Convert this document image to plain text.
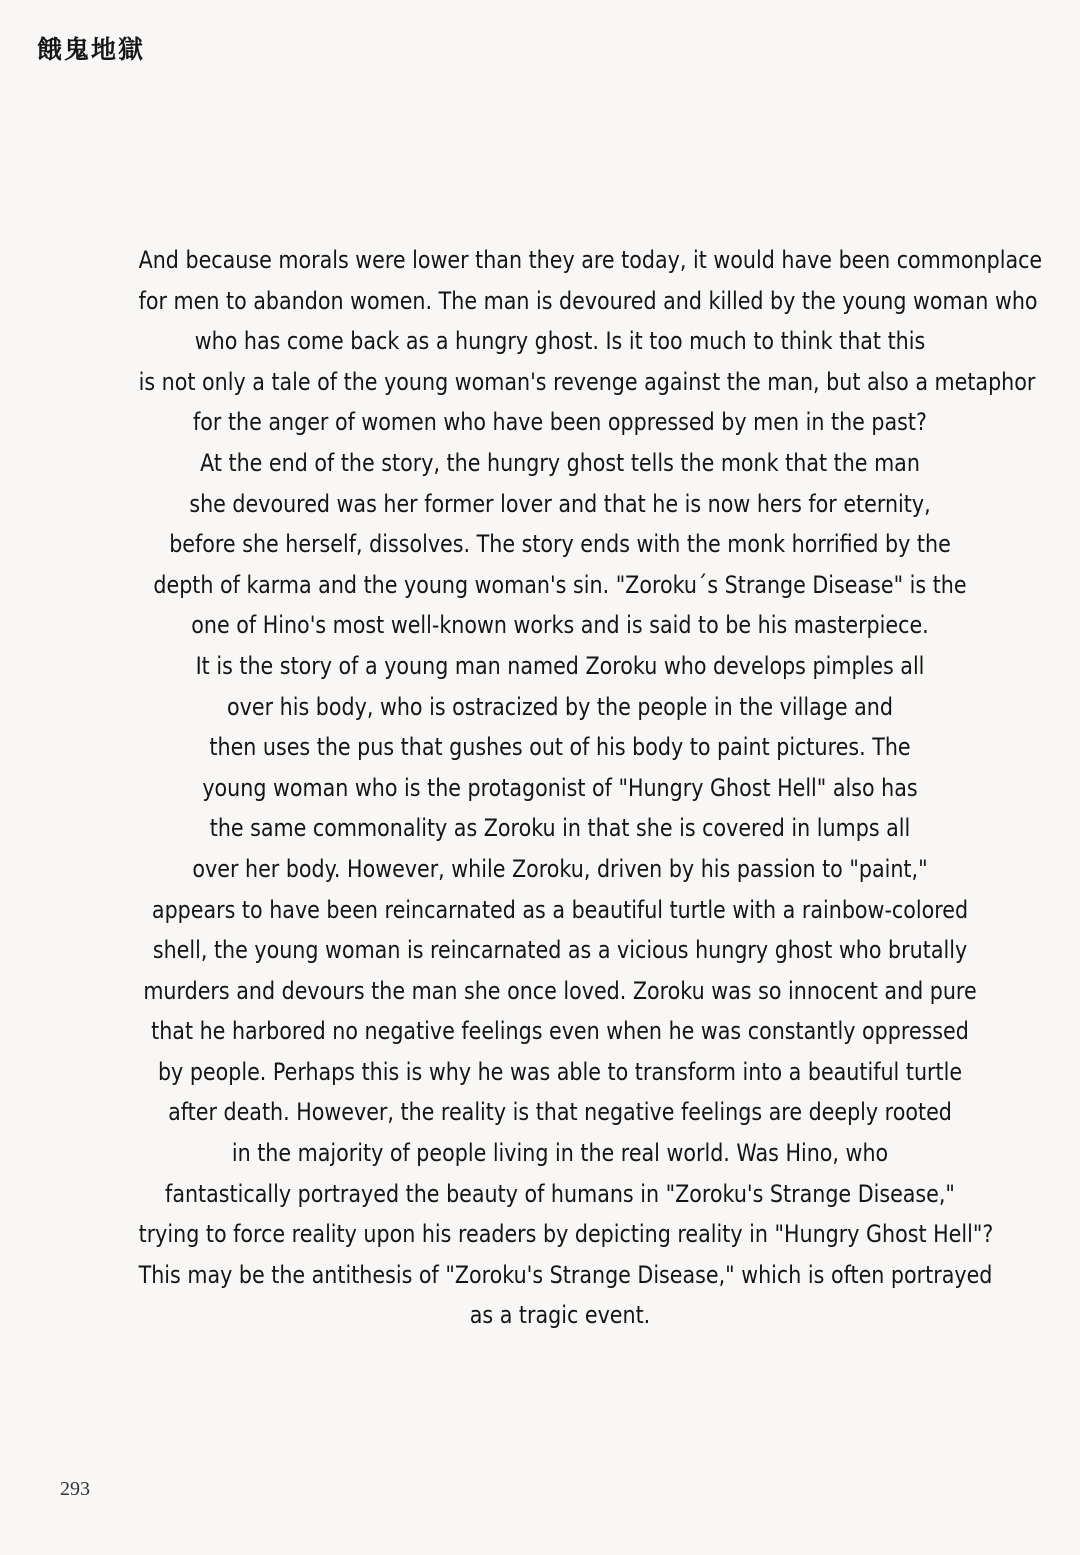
餓鬼地獄
And because morals were lower than they are today, it would have been commonplace
for men to abandon women. The man is devoured and killed by the young woman who
who has come back as a hungry ghost. Is it too much to think that this
is not only a tale of the young woman's revenge against the man, but also a metaphor
for the anger of women who have been oppressed by men in the past?
At the end of the story, the hungry ghost tells the monk that the man
she devoured was her former lover and that he is now hers for eternity,
before she herself, dissolves. The story ends with the monk horrified by the
depth of karma and the young woman's sin. "Zoroku´s Strange Disease" is the
one of Hino's most well-known works and is said to be his masterpiece.
It is the story of a young man named Zoroku who develops pimples all
over his body, who is ostracized by the people in the village and
then uses the pus that gushes out of his body to paint pictures. The
young woman who is the protagonist of "Hungry Ghost Hell" also has
the same commonality as Zoroku in that she is covered in lumps all
over her body. However, while Zoroku, driven by his passion to "paint,"
appears to have been reincarnated as a beautiful turtle with a rainbow-colored
shell, the young woman is reincarnated as a vicious hungry ghost who brutally
murders and devours the man she once loved. Zoroku was so innocent and pure
that he harbored no negative feelings even when he was constantly oppressed
by people. Perhaps this is why he was able to transform into a beautiful turtle
after death. However, the reality is that negative feelings are deeply rooted
in the majority of people living in the real world. Was Hino, who
fantastically portrayed the beauty of humans in "Zoroku's Strange Disease,"
trying to force reality upon his readers by depicting reality in "Hungry Ghost Hell"?
This may be the antithesis of "Zoroku's Strange Disease," which is often portrayed
as a tragic event.
293
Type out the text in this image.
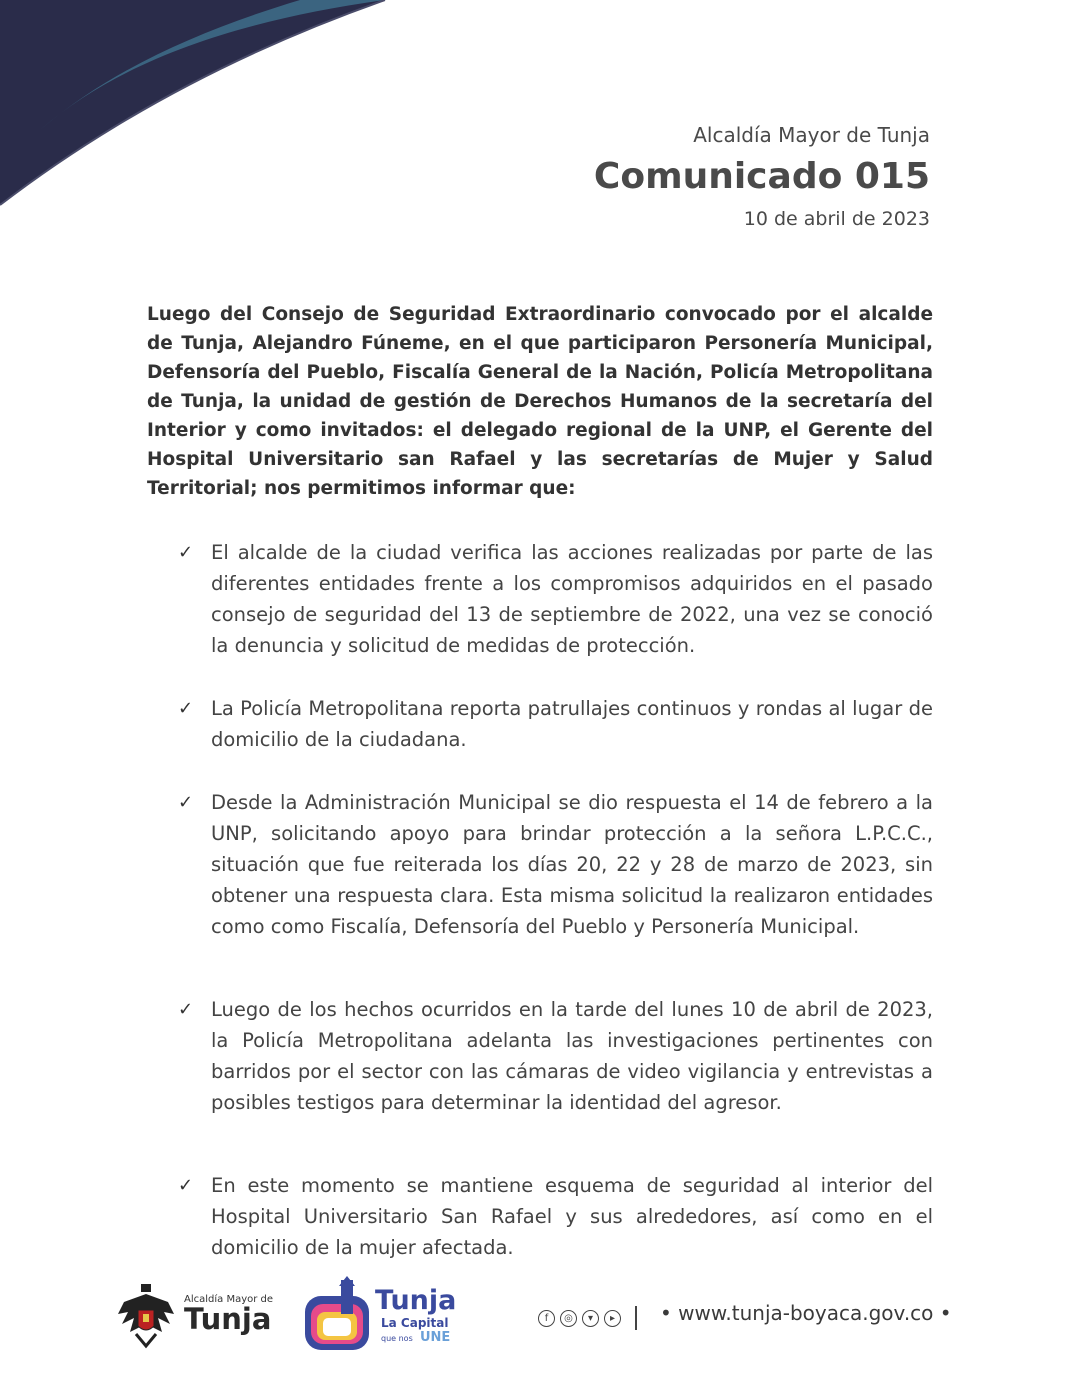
Alcaldía Mayor de Tunja
Comunicado 015
10 de abril de 2023
Luego del Consejo de Seguridad Extraordinario convocado por el alcalde de Tunja, Alejandro Fúneme, en el que participaron Personería Municipal, Defensoría del Pueblo, Fiscalía General de la Nación, Policía Metropolitana de Tunja, la unidad de gestión de Derechos Humanos de la secretaría del Interior y como invitados: el delegado regional de la UNP, el Gerente del Hospital Universitario san Rafael y las secretarías de Mujer y Salud Territorial; nos permitimos informar que:
✓ El alcalde de la ciudad verifica las acciones realizadas por parte de las diferentes entidades frente a los compromisos adquiridos en el pasado consejo de seguridad del 13 de septiembre de 2022, una vez se conoció la denuncia y solicitud de medidas de protección.
✓ La Policía Metropolitana reporta patrullajes continuos y rondas al lugar de domicilio de la ciudadana.
✓ Desde la Administración Municipal se dio respuesta el 14 de febrero a la UNP, solicitando apoyo para brindar protección a la señora L.P.C.C., situación que fue reiterada los días 20, 22 y 28 de marzo de 2023, sin obtener una respuesta clara. Esta misma solicitud la realizaron entidades como como Fiscalía, Defensoría del Pueblo y Personería Municipal.
✓ Luego de los hechos ocurridos en la tarde del lunes 10 de abril de 2023, la Policía Metropolitana adelanta las investigaciones pertinentes con barridos por el sector con las cámaras de video vigilancia y entrevistas a posibles testigos para determinar la identidad del agresor.
✓ En este momento se mantiene esquema de seguridad al interior del Hospital Universitario San Rafael y sus alrededores, así como en el domicilio de la mujer afectada.
Alcaldía Mayor de
Tunja
Tunja
La Capital
que nos UNE
f	◎	▾	▸ • www.tunja-boyaca.gov.co •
######
• [Exercise prompt] Retype each line of the listing above word for word. Exclude the pictures.

• [Final answer]
Convert this document image to plain text.
餓鬼地獄
And because morals were lower than they are today, it would have been commonplace
for men to abandon women. The man is devoured and killed by the young woman who
who has come back as a hungry ghost. Is it too much to think that this
is not only a tale of the young woman's revenge against the man, but also a metaphor
for the anger of women who have been oppressed by men in the past?
At the end of the story, the hungry ghost tells the monk that the man
she devoured was her former lover and that he is now hers for eternity,
before she herself, dissolves. The story ends with the monk horrified by the
depth of karma and the young woman's sin. "Zoroku´s Strange Disease" is the
one of Hino's most well-known works and is said to be his masterpiece.
It is the story of a young man named Zoroku who develops pimples all
over his body, who is ostracized by the people in the village and
then uses the pus that gushes out of his body to paint pictures. The
young woman who is the protagonist of "Hungry Ghost Hell" also has
the same commonality as Zoroku in that she is covered in lumps all
over her body. However, while Zoroku, driven by his passion to "paint,"
appears to have been reincarnated as a beautiful turtle with a rainbow-colored
shell, the young woman is reincarnated as a vicious hungry ghost who brutally
murders and devours the man she once loved. Zoroku was so innocent and pure
that he harbored no negative feelings even when he was constantly oppressed
by people. Perhaps this is why he was able to transform into a beautiful turtle
after death. However, the reality is that negative feelings are deeply rooted
in the majority of people living in the real world. Was Hino, who
fantastically portrayed the beauty of humans in "Zoroku's Strange Disease,"
trying to force reality upon his readers by depicting reality in "Hungry Ghost Hell"?
This may be the antithesis of "Zoroku's Strange Disease," which is often portrayed
as a tragic event.
293
Type out the text in this image.
Alcaldía Mayor de Tunja
Comunicado 015
10 de abril de 2023
Luego del Consejo de Seguridad Extraordinario convocado por el alcalde de Tunja, Alejandro Fúneme, en el que participaron Personería Municipal, Defensoría del Pueblo, Fiscalía General de la Nación, Policía Metropolitana de Tunja, la unidad de gestión de Derechos Humanos de la secretaría del Interior y como invitados: el delegado regional de la UNP, el Gerente del Hospital Universitario san Rafael y las secretarías de Mujer y Salud Territorial; nos permitimos informar que:
✓ El alcalde de la ciudad verifica las acciones realizadas por parte de las diferentes entidades frente a los compromisos adquiridos en el pasado consejo de seguridad del 13 de septiembre de 2022, una vez se conoció la denuncia y solicitud de medidas de protección.
✓ La Policía Metropolitana reporta patrullajes continuos y rondas al lugar de domicilio de la ciudadana.
✓ Desde la Administración Municipal se dio respuesta el 14 de febrero a la UNP, solicitando apoyo para brindar protección a la señora L.P.C.C., situación que fue reiterada los días 20, 22 y 28 de marzo de 2023, sin obtener una respuesta clara. Esta misma solicitud la realizaron entidades como como Fiscalía, Defensoría del Pueblo y Personería Municipal.
✓ Luego de los hechos ocurridos en la tarde del lunes 10 de abril de 2023, la Policía Metropolitana adelanta las investigaciones pertinentes con barridos por el sector con las cámaras de video vigilancia y entrevistas a posibles testigos para determinar la identidad del agresor.
✓ En este momento se mantiene esquema de seguridad al interior del Hospital Universitario San Rafael y sus alrededores, así como en el domicilio de la mujer afectada.
Alcaldía Mayor de
Tunja
Tunja
La Capital
que nos UNE
f	◎	▾	▸ • www.tunja-boyaca.gov.co •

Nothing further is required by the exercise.